## EXERCISE OBJECTIVE
Would you write out the listing verbatim and skip every picture in it?

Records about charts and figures

== == ==

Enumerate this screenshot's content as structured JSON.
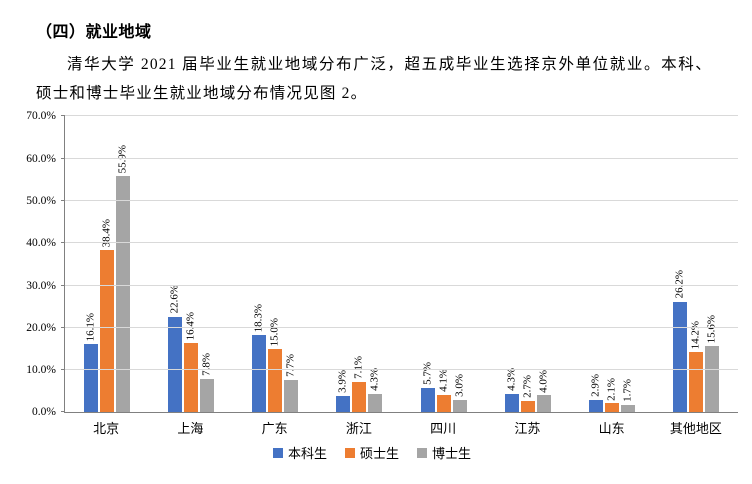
{
  "document": {
    "heading": "（四）就业地域",
    "paragraph": "清华大学 2021 届毕业生就业地域分布广泛，超五成毕业生选择京外单位就业。本科、硕士和博士毕业生就业地域分布情况见图 2。"
  },
  "chart_data": {
    "type": "bar",
    "title": "",
    "categories": [
      "北京",
      "上海",
      "广东",
      "浙江",
      "四川",
      "江苏",
      "山东",
      "其他地区"
    ],
    "series": [
      {
        "name": "本科生",
        "color": "#4472C4",
        "values": [
          16.1,
          22.6,
          18.3,
          3.9,
          5.7,
          4.3,
          2.9,
          26.2
        ]
      },
      {
        "name": "硕士生",
        "color": "#ED7D31",
        "values": [
          38.4,
          16.4,
          15.0,
          7.1,
          4.1,
          2.7,
          2.1,
          14.2
        ]
      },
      {
        "name": "博士生",
        "color": "#A5A5A5",
        "values": [
          55.9,
          7.8,
          7.7,
          4.3,
          3.0,
          4.0,
          1.7,
          15.6
        ]
      }
    ],
    "ylim": [
      0,
      70
    ],
    "ytick_step": 10,
    "ytick_labels": [
      "0.0%",
      "10.0%",
      "20.0%",
      "30.0%",
      "40.0%",
      "50.0%",
      "60.0%",
      "70.0%"
    ],
    "value_suffix": "%",
    "value_label_rotation": "vertical",
    "grid": true,
    "legend_position": "bottom",
    "colors": {
      "grid": "#D9D9D9",
      "axis": "#808080",
      "text": "#000000"
    }
  }
}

== == ==

## TASK RESPONSE
Enumerate this screenshot's content as structured JSON.
{
  "document": {
    "heading": "（四）就业地域",
    "paragraph": "清华大学 2021 届毕业生就业地域分布广泛，超五成毕业生选择京外单位就业。本科、硕士和博士毕业生就业地域分布情况见图 2。"
  },
  "chart_data": {
    "type": "bar",
    "title": "",
    "categories": [
      "北京",
      "上海",
      "广东",
      "浙江",
      "四川",
      "江苏",
      "山东",
      "其他地区"
    ],
    "series": [
      {
        "name": "本科生",
        "color": "#4472C4",
        "values": [
          16.1,
          22.6,
          18.3,
          3.9,
          5.7,
          4.3,
          2.9,
          26.2
        ]
      },
      {
        "name": "硕士生",
        "color": "#ED7D31",
        "values": [
          38.4,
          16.4,
          15.0,
          7.1,
          4.1,
          2.7,
          2.1,
          14.2
        ]
      },
      {
        "name": "博士生",
        "color": "#A5A5A5",
        "values": [
          55.9,
          7.8,
          7.7,
          4.3,
          3.0,
          4.0,
          1.7,
          15.6
        ]
      }
    ],
    "ylim": [
      0,
      70
    ],
    "ytick_step": 10,
    "ytick_labels": [
      "0.0%",
      "10.0%",
      "20.0%",
      "30.0%",
      "40.0%",
      "50.0%",
      "60.0%",
      "70.0%"
    ],
    "value_suffix": "%",
    "value_label_rotation": "vertical",
    "grid": true,
    "legend_position": "bottom",
    "colors": {
      "grid": "#D9D9D9",
      "axis": "#808080",
      "text": "#000000"
    }
  }
}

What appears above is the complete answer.